■ **EXERCICES**
**1.** Résumez l'extrait sur le contexte de l'élection de la bande en deux phrases.
**2.** Mettez à jour le passage de l'extrait allant de « [5]               La Loi » à « électorale de 2016). » en remplaçant « typographie » par « ponctuation ».
**3.** Répondez aux questions suivantes à partir de l'extrait sur le contexte de l'élection de la bande.
(a) En quelle année la Loi électorale a-t-elle été adoptée pour la première fois ?
(b) À quelle date le vote par anticipation a-t-il eu lieu ?
(c) Combien de conseillers ont été élus ?

■ **PAGE**

——————

I.                   Contexte

[2]               Les demandeurs en l’espèce, qui sont également les défendeurs dans une requête en radiation déposée relativement au présent contrôle judiciaire, sont Henry McKenzie, David Ratt, Melissa Cook, Georgina Charles, Jeannie Olsen, Keith Olsen et Thomas Ratt (les demandeurs). Les demandeurs sont tous des membres de la bande.

[3]               Les défendeurs en l’espèce, qui sont les demandeurs dans la requête en radiation, sont la bande et M. Burns (collectivement les défendeurs). La bande est une bande au sens de l’alinéa 2(1)c) de la Loi sur les Indiens, L.R.C. (1985), ch. I-5. M. Burns est le directeur des élections, nommé en vertu de l’article 4 de la Loi électorale, qui a supervisé l’élection tenue le 31 mars 2017.

[4]               La bande a tenu son élection selon la coutume et la Loi électorale de la bande. En vertu d’une résolution du conseil de bande (RCB), la bande n’adhère pas à la Loi sur les élections au sein de premières nations, LC 2014, c 5, et au Règlement sur les élections au sein de premières nations, DORS/2015-86.

[5]               La Loi électorale a été adoptée pour la première fois en 2001. Elle a été mise à jour en 2016 afin de tenir compte de corrections apportées à des erreurs de typographie et d’impression. Aucune modification de fond n’a été apportée à la Loi électorale entre la version de 2001 de la Loi (la Loi électorale de 2001) et la version de 2016 de la Loi (la Loi électorale de 2016).

[6]               Le 13 février 2017, ou autour du 13 février 2017, la chef et le conseil ont approuvé le New Election Regulations (le nouveau Règlement électoral), adopté en application de l’alinéa 64b) de la Loi électorale de 2016. Le nouveau Règlement électoral établissait les procédures, formulaires et autres règles administratives pour la tenue d’élections au sein de la bande.

[7]               Au début de 2017, la chef et le conseil ont nommé M. Burns au titre de directeur des élections pour l’élection de 2017 au sein de la bande. Le 28 février 2017, la chef et les membres du conseil ont remis leur démission et fixé au 10 mars 2017 le jour de clôture des candidatures pour les six réserves de la bande indienne Lac La Ronge. Le vote par anticipation a eu lieu le 24 mars 2017, et le scrutin final s’est déroulé le 31 mars 2017. Tammy Cook-Searson a été élue chef, et douze conseillers ont été élus.

——————

Entrées enregistrées

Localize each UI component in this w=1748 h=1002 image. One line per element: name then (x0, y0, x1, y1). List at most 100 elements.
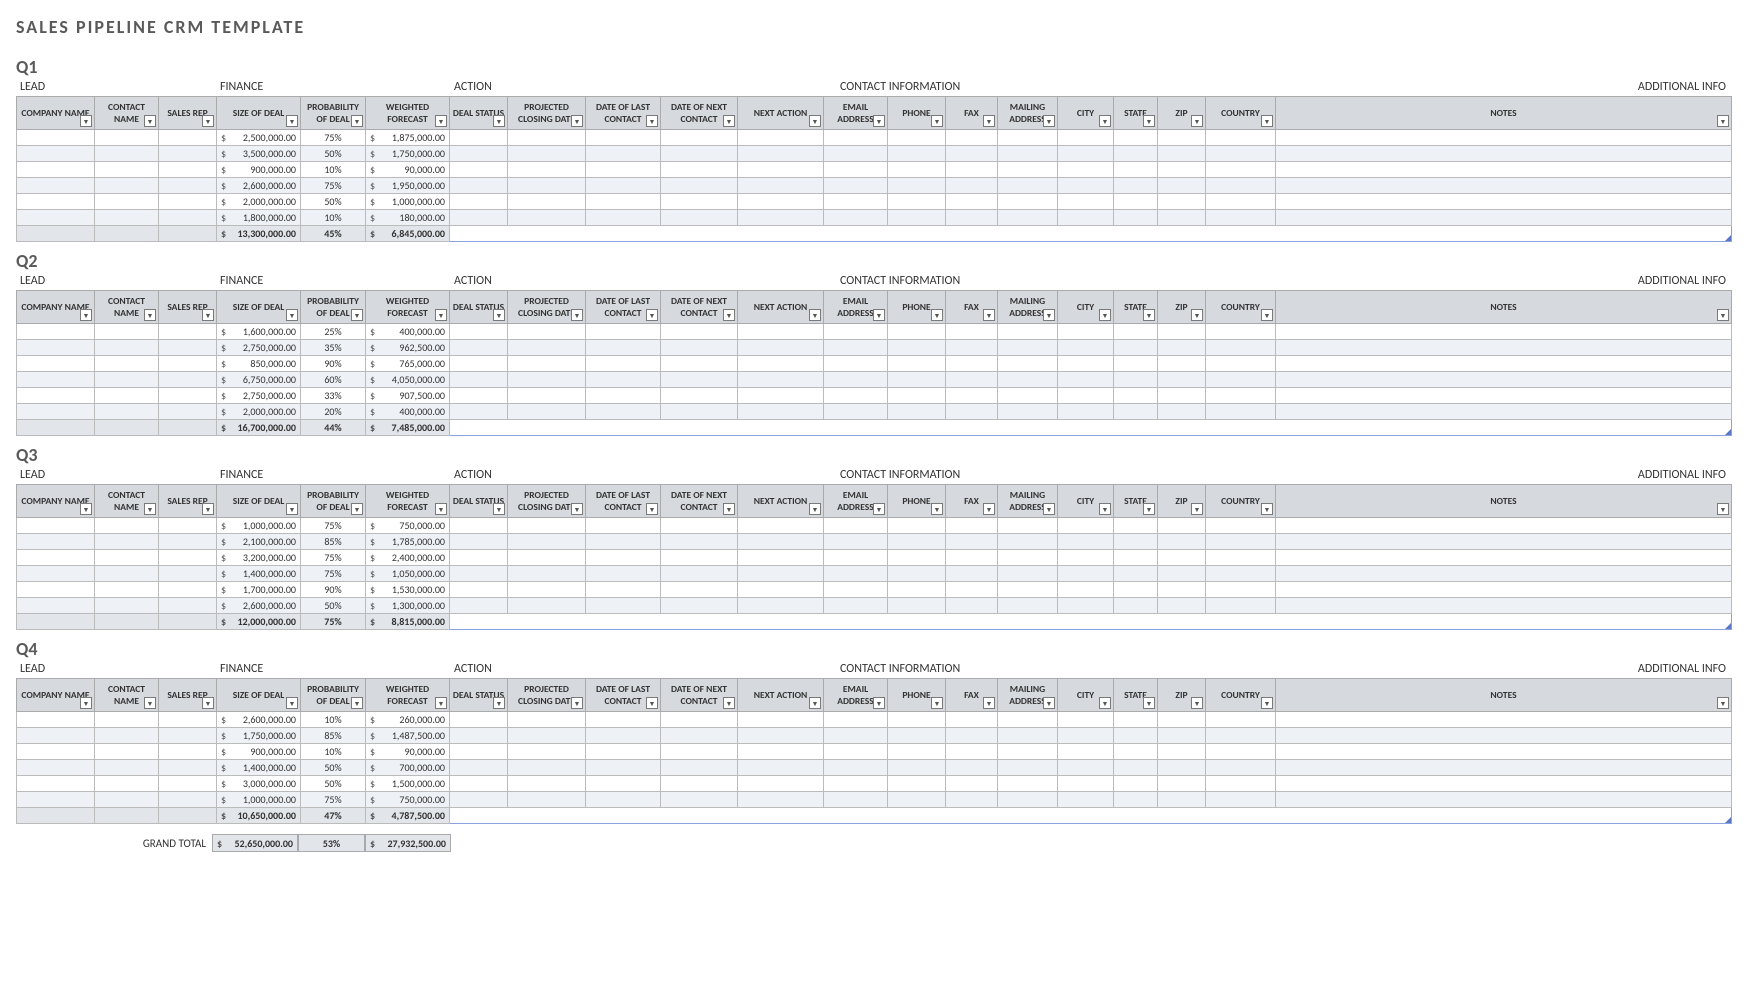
empty-cell[interactable] (824, 566, 888, 582)
empty-cell[interactable] (1114, 130, 1158, 146)
empty-cell[interactable] (738, 178, 824, 194)
empty-cell[interactable] (1058, 582, 1114, 598)
empty-cell[interactable] (738, 566, 824, 582)
empty-cell[interactable] (888, 582, 946, 598)
subtotal-notes[interactable] (450, 808, 1732, 824)
filter-dropdown-icon[interactable] (931, 115, 943, 127)
empty-cell[interactable] (1158, 340, 1206, 356)
filter-dropdown-icon[interactable] (80, 309, 92, 321)
empty-cell[interactable] (661, 728, 738, 744)
empty-cell[interactable] (946, 372, 998, 388)
money-cell[interactable]: $2,000,000.00 (217, 404, 301, 420)
empty-cell[interactable] (17, 356, 95, 372)
column-header[interactable]: CITY (1058, 679, 1114, 712)
empty-cell[interactable] (450, 340, 508, 356)
empty-cell[interactable] (888, 404, 946, 420)
empty-cell[interactable] (661, 130, 738, 146)
percent-cell[interactable]: 75% (301, 792, 366, 808)
empty-cell[interactable] (586, 210, 661, 226)
empty-cell[interactable] (1158, 130, 1206, 146)
filter-dropdown-icon[interactable] (1717, 697, 1729, 709)
empty-cell[interactable] (1276, 388, 1732, 404)
column-header[interactable]: PHONE (888, 97, 946, 130)
empty-cell[interactable] (998, 744, 1058, 760)
empty-cell[interactable] (998, 776, 1058, 792)
money-cell[interactable]: $1,400,000.00 (217, 566, 301, 582)
empty-cell[interactable] (450, 566, 508, 582)
percent-cell[interactable]: 20% (301, 404, 366, 420)
empty-cell[interactable] (508, 598, 586, 614)
empty-cell[interactable] (508, 162, 586, 178)
empty-cell[interactable] (17, 534, 95, 550)
money-cell[interactable]: $850,000.00 (217, 356, 301, 372)
empty-cell[interactable] (1276, 372, 1732, 388)
column-header[interactable]: SIZE OF DEAL (217, 97, 301, 130)
empty-cell[interactable] (508, 760, 586, 776)
empty-cell[interactable] (1158, 776, 1206, 792)
percent-cell[interactable]: 25% (301, 324, 366, 340)
empty-cell[interactable] (946, 582, 998, 598)
empty-cell[interactable] (1058, 760, 1114, 776)
empty-cell[interactable] (159, 420, 217, 436)
empty-cell[interactable] (998, 340, 1058, 356)
empty-cell[interactable] (1206, 324, 1276, 340)
filter-dropdown-icon[interactable] (80, 115, 92, 127)
empty-cell[interactable] (1158, 210, 1206, 226)
empty-cell[interactable] (1114, 776, 1158, 792)
empty-cell[interactable] (1058, 388, 1114, 404)
empty-cell[interactable] (95, 728, 159, 744)
empty-cell[interactable] (1276, 712, 1732, 728)
column-header[interactable]: CITY (1058, 485, 1114, 518)
empty-cell[interactable] (1276, 598, 1732, 614)
empty-cell[interactable] (1114, 760, 1158, 776)
empty-cell[interactable] (661, 210, 738, 226)
filter-dropdown-icon[interactable] (144, 503, 156, 515)
empty-cell[interactable] (888, 518, 946, 534)
empty-cell[interactable] (159, 728, 217, 744)
money-cell[interactable]: $1,700,000.00 (217, 582, 301, 598)
empty-cell[interactable] (586, 728, 661, 744)
money-cell[interactable]: $1,950,000.00 (366, 178, 450, 194)
empty-cell[interactable] (946, 776, 998, 792)
column-header[interactable]: WEIGHTED FORECAST (366, 97, 450, 130)
empty-cell[interactable] (824, 712, 888, 728)
empty-cell[interactable] (508, 146, 586, 162)
column-header[interactable]: DEAL STATUS (450, 97, 508, 130)
empty-cell[interactable] (95, 404, 159, 420)
column-header[interactable]: PROBABILITY OF DEAL (301, 679, 366, 712)
empty-cell[interactable] (946, 162, 998, 178)
empty-cell[interactable] (1114, 534, 1158, 550)
empty-cell[interactable] (946, 356, 998, 372)
empty-cell[interactable] (586, 404, 661, 420)
money-cell[interactable]: $90,000.00 (366, 162, 450, 178)
column-header[interactable]: COMPANY NAME (17, 679, 95, 712)
empty-cell[interactable] (998, 598, 1058, 614)
empty-cell[interactable] (17, 420, 95, 436)
empty-cell[interactable] (738, 404, 824, 420)
percent-cell[interactable]: 85% (301, 728, 366, 744)
empty-cell[interactable] (888, 178, 946, 194)
percent-cell[interactable]: 90% (301, 356, 366, 372)
filter-dropdown-icon[interactable] (351, 697, 363, 709)
empty-cell[interactable] (738, 550, 824, 566)
empty-cell[interactable] (824, 388, 888, 404)
empty-cell[interactable] (1058, 728, 1114, 744)
filter-dropdown-icon[interactable] (493, 115, 505, 127)
column-header[interactable]: DATE OF NEXT CONTACT (661, 97, 738, 130)
empty-cell[interactable] (946, 534, 998, 550)
column-header[interactable]: DATE OF NEXT CONTACT (661, 679, 738, 712)
empty-cell[interactable] (824, 404, 888, 420)
empty-cell[interactable] (95, 388, 159, 404)
empty-cell[interactable] (586, 388, 661, 404)
money-cell[interactable]: $700,000.00 (366, 760, 450, 776)
empty-cell[interactable] (1158, 744, 1206, 760)
column-header[interactable]: COUNTRY (1206, 679, 1276, 712)
column-header[interactable]: CITY (1058, 291, 1114, 324)
empty-cell[interactable] (17, 210, 95, 226)
column-header[interactable]: DEAL STATUS (450, 679, 508, 712)
empty-cell[interactable] (1206, 582, 1276, 598)
percent-cell[interactable]: 10% (301, 712, 366, 728)
column-header[interactable]: PROBABILITY OF DEAL (301, 97, 366, 130)
filter-dropdown-icon[interactable] (1099, 115, 1111, 127)
empty-cell[interactable] (1276, 178, 1732, 194)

——————

■ **CORRIGÉ**
**1.** Les demandeurs sont tous des membres de la bande, et les défendeurs sont la bande et M. Burns, le directeur des élections qui a supervisé l'élection tenue le 31 mars 2017. La bande tient ses élections selon la coutume et sa Loi électorale, adoptée en 2001 et mise à jour en 2016, et l'élection de 2017 a vu Tammy Cook-Searson élue chef ainsi que douze conseillers élus.

**2.**
[5]               La Loi électorale a été adoptée pour la première fois en 2001. Elle a été mise à jour en 2016 afin de tenir compte de corrections apportées à des erreurs de ponctuation et d’impression. Aucune modification de fond n’a été apportée à la Loi électorale entre la version de 2001 de la Loi (la Loi électorale de 2001) et la version de 2016 de la Loi (la Loi électorale de 2016).

**3.**
(a) En 2001.
(b) Le 24 mars 2017.
(c) Douze conseillers.